TASK TO CARRY OUT — Reproduce all of the data word for word.

==========

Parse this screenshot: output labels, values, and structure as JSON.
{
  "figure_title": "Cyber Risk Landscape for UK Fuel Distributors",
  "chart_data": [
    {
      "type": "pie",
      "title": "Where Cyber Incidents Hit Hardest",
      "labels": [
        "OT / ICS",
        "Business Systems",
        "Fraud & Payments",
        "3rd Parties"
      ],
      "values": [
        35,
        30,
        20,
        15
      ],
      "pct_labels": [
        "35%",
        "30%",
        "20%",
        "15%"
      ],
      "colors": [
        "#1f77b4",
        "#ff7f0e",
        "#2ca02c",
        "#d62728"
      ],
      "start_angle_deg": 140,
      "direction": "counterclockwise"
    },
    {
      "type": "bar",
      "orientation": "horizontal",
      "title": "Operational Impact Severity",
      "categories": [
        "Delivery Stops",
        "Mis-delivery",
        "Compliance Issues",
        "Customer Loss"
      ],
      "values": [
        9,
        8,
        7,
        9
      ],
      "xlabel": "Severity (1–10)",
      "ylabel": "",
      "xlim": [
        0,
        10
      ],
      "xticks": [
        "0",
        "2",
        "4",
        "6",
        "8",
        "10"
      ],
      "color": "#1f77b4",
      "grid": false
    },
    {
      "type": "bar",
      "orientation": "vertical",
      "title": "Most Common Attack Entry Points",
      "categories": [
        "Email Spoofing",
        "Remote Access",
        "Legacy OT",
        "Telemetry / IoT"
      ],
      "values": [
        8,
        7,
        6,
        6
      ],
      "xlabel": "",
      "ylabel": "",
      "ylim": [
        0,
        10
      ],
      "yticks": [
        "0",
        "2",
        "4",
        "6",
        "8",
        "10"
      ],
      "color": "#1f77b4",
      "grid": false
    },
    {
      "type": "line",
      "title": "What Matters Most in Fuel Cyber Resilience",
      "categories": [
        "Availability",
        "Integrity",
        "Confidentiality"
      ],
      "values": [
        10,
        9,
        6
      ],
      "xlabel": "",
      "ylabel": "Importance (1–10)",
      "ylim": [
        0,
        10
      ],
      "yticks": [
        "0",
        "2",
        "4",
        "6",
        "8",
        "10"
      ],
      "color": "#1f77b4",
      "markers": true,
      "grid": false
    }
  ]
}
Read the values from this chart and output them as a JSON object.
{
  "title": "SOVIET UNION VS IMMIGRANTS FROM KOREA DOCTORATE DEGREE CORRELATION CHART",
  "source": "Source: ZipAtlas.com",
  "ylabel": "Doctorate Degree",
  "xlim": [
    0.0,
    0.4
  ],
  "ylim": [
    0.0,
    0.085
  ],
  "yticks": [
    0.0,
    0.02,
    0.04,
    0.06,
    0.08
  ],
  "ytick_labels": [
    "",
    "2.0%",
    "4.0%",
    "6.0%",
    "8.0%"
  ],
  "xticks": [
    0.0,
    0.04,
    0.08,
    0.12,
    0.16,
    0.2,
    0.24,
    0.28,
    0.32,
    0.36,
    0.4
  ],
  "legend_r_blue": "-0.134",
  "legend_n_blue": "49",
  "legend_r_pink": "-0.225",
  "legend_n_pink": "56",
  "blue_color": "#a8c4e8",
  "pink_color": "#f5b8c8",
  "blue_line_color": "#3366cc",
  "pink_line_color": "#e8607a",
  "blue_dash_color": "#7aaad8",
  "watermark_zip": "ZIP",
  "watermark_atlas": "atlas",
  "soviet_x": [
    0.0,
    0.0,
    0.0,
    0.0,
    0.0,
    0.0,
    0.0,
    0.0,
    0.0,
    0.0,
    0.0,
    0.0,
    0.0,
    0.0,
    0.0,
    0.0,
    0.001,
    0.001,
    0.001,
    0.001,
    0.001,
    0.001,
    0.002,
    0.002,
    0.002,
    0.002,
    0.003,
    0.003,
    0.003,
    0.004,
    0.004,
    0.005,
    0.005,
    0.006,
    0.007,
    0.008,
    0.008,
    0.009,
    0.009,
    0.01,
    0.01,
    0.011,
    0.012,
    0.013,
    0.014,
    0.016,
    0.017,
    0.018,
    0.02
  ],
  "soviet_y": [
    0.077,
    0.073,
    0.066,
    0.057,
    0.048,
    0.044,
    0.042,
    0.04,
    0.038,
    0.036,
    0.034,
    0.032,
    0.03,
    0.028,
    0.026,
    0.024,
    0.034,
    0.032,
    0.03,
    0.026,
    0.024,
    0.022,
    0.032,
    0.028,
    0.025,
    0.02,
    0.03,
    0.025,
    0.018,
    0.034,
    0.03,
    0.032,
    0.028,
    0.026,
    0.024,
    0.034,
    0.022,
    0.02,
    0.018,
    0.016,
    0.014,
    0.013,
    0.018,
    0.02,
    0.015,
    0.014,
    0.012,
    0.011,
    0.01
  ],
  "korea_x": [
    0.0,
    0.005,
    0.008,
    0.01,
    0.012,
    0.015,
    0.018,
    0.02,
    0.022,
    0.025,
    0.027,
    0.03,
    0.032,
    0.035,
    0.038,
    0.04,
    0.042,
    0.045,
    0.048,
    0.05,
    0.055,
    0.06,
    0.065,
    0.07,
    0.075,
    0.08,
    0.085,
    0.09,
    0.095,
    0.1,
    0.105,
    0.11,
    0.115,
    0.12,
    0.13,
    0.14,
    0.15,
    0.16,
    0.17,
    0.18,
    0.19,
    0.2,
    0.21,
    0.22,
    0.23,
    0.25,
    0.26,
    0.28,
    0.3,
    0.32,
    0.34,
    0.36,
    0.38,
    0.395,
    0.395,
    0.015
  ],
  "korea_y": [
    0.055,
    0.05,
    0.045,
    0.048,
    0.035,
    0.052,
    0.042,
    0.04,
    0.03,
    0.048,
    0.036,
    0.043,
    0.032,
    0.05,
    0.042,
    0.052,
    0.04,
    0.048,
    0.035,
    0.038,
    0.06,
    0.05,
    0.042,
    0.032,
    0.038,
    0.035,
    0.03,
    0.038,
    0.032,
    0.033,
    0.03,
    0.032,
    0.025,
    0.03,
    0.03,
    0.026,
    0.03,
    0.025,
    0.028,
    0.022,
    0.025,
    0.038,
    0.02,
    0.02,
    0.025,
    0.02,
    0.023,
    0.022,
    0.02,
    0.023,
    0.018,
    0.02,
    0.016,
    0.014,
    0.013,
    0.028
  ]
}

==========

EXERCISE SOLUTION —
Parse this screenshot: output labels, values, and structure as JSON.
{
  "figure_title": "Cyber Risk Landscape for UK Fuel Distributors",
  "chart_data": [
    {
      "type": "pie",
      "title": "Where Cyber Incidents Hit Hardest",
      "labels": [
        "OT / ICS",
        "Business Systems",
        "Fraud & Payments",
        "3rd Parties"
      ],
      "values": [
        35,
        30,
        20,
        15
      ],
      "pct_labels": [
        "35%",
        "30%",
        "20%",
        "15%"
      ],
      "colors": [
        "#1f77b4",
        "#ff7f0e",
        "#2ca02c",
        "#d62728"
      ],
      "start_angle_deg": 140,
      "direction": "counterclockwise"
    },
    {
      "type": "bar",
      "orientation": "horizontal",
      "title": "Operational Impact Severity",
      "categories": [
        "Delivery Stops",
        "Mis-delivery",
        "Compliance Issues",
        "Customer Loss"
      ],
      "values": [
        9,
        8,
        7,
        9
      ],
      "xlabel": "Severity (1–10)",
      "ylabel": "",
      "xlim": [
        0,
        10
      ],
      "xticks": [
        "0",
        "2",
        "4",
        "6",
        "8",
        "10"
      ],
      "color": "#1f77b4",
      "grid": false
    },
    {
      "type": "bar",
      "orientation": "vertical",
      "title": "Most Common Attack Entry Points",
      "categories": [
        "Email Spoofing",
        "Remote Access",
        "Legacy OT",
        "Telemetry / IoT"
      ],
      "values": [
        8,
        7,
        6,
        6
      ],
      "xlabel": "",
      "ylabel": "",
      "ylim": [
        0,
        10
      ],
      "yticks": [
        "0",
        "2",
        "4",
        "6",
        "8",
        "10"
      ],
      "color": "#1f77b4",
      "grid": false
    },
    {
      "type": "line",
      "title": "What Matters Most in Fuel Cyber Resilience",
      "categories": [
        "Availability",
        "Integrity",
        "Confidentiality"
      ],
      "values": [
        10,
        9,
        6
      ],
      "xlabel": "",
      "ylabel": "Importance (1–10)",
      "ylim": [
        0,
        10
      ],
      "yticks": [
        "0",
        "2",
        "4",
        "6",
        "8",
        "10"
      ],
      "color": "#1f77b4",
      "markers": true,
      "grid": false
    }
  ]
}
Read the values from this chart and output them as a JSON object.
{
  "title": "SOVIET UNION VS IMMIGRANTS FROM KOREA DOCTORATE DEGREE CORRELATION CHART",
  "source": "Source: ZipAtlas.com",
  "ylabel": "Doctorate Degree",
  "xlim": [
    0.0,
    0.4
  ],
  "ylim": [
    0.0,
    0.085
  ],
  "yticks": [
    0.0,
    0.02,
    0.04,
    0.06,
    0.08
  ],
  "ytick_labels": [
    "",
    "2.0%",
    "4.0%",
    "6.0%",
    "8.0%"
  ],
  "xticks": [
    0.0,
    0.04,
    0.08,
    0.12,
    0.16,
    0.2,
    0.24,
    0.28,
    0.32,
    0.36,
    0.4
  ],
  "legend_r_blue": "-0.134",
  "legend_n_blue": "49",
  "legend_r_pink": "-0.225",
  "legend_n_pink": "56",
  "blue_color": "#a8c4e8",
  "pink_color": "#f5b8c8",
  "blue_line_color": "#3366cc",
  "pink_line_color": "#e8607a",
  "blue_dash_color": "#7aaad8",
  "watermark_zip": "ZIP",
  "watermark_atlas": "atlas",
  "soviet_x": [
    0.0,
    0.0,
    0.0,
    0.0,
    0.0,
    0.0,
    0.0,
    0.0,
    0.0,
    0.0,
    0.0,
    0.0,
    0.0,
    0.0,
    0.0,
    0.0,
    0.001,
    0.001,
    0.001,
    0.001,
    0.001,
    0.001,
    0.002,
    0.002,
    0.002,
    0.002,
    0.003,
    0.003,
    0.003,
    0.004,
    0.004,
    0.005,
    0.005,
    0.006,
    0.007,
    0.008,
    0.008,
    0.009,
    0.009,
    0.01,
    0.01,
    0.011,
    0.012,
    0.013,
    0.014,
    0.016,
    0.017,
    0.018,
    0.02
  ],
  "soviet_y": [
    0.077,
    0.073,
    0.066,
    0.057,
    0.048,
    0.044,
    0.042,
    0.04,
    0.038,
    0.036,
    0.034,
    0.032,
    0.03,
    0.028,
    0.026,
    0.024,
    0.034,
    0.032,
    0.03,
    0.026,
    0.024,
    0.022,
    0.032,
    0.028,
    0.025,
    0.02,
    0.03,
    0.025,
    0.018,
    0.034,
    0.03,
    0.032,
    0.028,
    0.026,
    0.024,
    0.034,
    0.022,
    0.02,
    0.018,
    0.016,
    0.014,
    0.013,
    0.018,
    0.02,
    0.015,
    0.014,
    0.012,
    0.011,
    0.01
  ],
  "korea_x": [
    0.0,
    0.005,
    0.008,
    0.01,
    0.012,
    0.015,
    0.018,
    0.02,
    0.022,
    0.025,
    0.027,
    0.03,
    0.032,
    0.035,
    0.038,
    0.04,
    0.042,
    0.045,
    0.048,
    0.05,
    0.055,
    0.06,
    0.065,
    0.07,
    0.075,
    0.08,
    0.085,
    0.09,
    0.095,
    0.1,
    0.105,
    0.11,
    0.115,
    0.12,
    0.13,
    0.14,
    0.15,
    0.16,
    0.17,
    0.18,
    0.19,
    0.2,
    0.21,
    0.22,
    0.23,
    0.25,
    0.26,
    0.28,
    0.3,
    0.32,
    0.34,
    0.36,
    0.38,
    0.395,
    0.395,
    0.015
  ],
  "korea_y": [
    0.055,
    0.05,
    0.045,
    0.048,
    0.035,
    0.052,
    0.042,
    0.04,
    0.03,
    0.048,
    0.036,
    0.043,
    0.032,
    0.05,
    0.042,
    0.052,
    0.04,
    0.048,
    0.035,
    0.038,
    0.06,
    0.05,
    0.042,
    0.032,
    0.038,
    0.035,
    0.03,
    0.038,
    0.032,
    0.033,
    0.03,
    0.032,
    0.025,
    0.03,
    0.03,
    0.026,
    0.03,
    0.025,
    0.028,
    0.022,
    0.025,
    0.038,
    0.02,
    0.02,
    0.025,
    0.02,
    0.023,
    0.022,
    0.02,
    0.023,
    0.018,
    0.02,
    0.016,
    0.014,
    0.013,
    0.028
  ]
}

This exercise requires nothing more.